Isolate every line in the records below with "enim" in it.
[Start Material for this exercise]
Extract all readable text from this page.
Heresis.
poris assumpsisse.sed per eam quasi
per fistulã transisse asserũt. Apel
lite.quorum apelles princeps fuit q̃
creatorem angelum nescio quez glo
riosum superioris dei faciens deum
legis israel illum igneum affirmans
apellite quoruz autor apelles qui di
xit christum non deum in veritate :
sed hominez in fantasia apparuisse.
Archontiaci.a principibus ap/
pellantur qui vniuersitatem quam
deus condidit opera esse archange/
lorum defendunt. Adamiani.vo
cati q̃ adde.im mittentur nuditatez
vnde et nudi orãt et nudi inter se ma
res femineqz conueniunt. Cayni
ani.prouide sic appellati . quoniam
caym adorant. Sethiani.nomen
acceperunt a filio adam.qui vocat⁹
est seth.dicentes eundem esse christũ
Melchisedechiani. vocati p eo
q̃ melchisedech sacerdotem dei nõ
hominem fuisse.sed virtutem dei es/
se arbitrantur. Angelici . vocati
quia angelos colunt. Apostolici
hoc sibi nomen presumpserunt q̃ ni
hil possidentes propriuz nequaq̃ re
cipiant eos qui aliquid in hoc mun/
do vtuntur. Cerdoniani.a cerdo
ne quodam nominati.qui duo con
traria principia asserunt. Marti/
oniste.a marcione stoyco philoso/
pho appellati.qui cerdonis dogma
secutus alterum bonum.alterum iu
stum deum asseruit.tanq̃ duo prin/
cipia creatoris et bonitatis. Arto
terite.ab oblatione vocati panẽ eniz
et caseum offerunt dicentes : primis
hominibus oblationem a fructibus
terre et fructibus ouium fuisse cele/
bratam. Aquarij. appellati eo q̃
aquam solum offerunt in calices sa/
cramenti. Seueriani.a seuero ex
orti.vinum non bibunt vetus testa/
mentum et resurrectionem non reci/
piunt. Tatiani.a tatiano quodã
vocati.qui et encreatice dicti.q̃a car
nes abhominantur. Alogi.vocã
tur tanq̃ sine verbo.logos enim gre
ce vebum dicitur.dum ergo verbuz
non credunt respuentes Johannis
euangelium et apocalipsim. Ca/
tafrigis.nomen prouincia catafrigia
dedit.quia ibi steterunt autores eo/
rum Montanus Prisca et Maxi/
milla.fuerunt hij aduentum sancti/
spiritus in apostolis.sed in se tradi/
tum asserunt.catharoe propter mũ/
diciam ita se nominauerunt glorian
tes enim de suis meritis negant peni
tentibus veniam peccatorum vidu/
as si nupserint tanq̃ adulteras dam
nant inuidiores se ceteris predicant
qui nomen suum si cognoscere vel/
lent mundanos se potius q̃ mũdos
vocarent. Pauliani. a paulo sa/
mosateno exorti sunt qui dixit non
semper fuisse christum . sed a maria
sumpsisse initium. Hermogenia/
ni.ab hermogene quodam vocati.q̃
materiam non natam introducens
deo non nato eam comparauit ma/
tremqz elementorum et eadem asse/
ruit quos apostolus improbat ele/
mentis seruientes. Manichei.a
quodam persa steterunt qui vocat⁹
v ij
[End Material for this exercise]
• _Task solution_
tur tanq̃ sine verbo.logos enim gre
tes enim de suis meritis negant peni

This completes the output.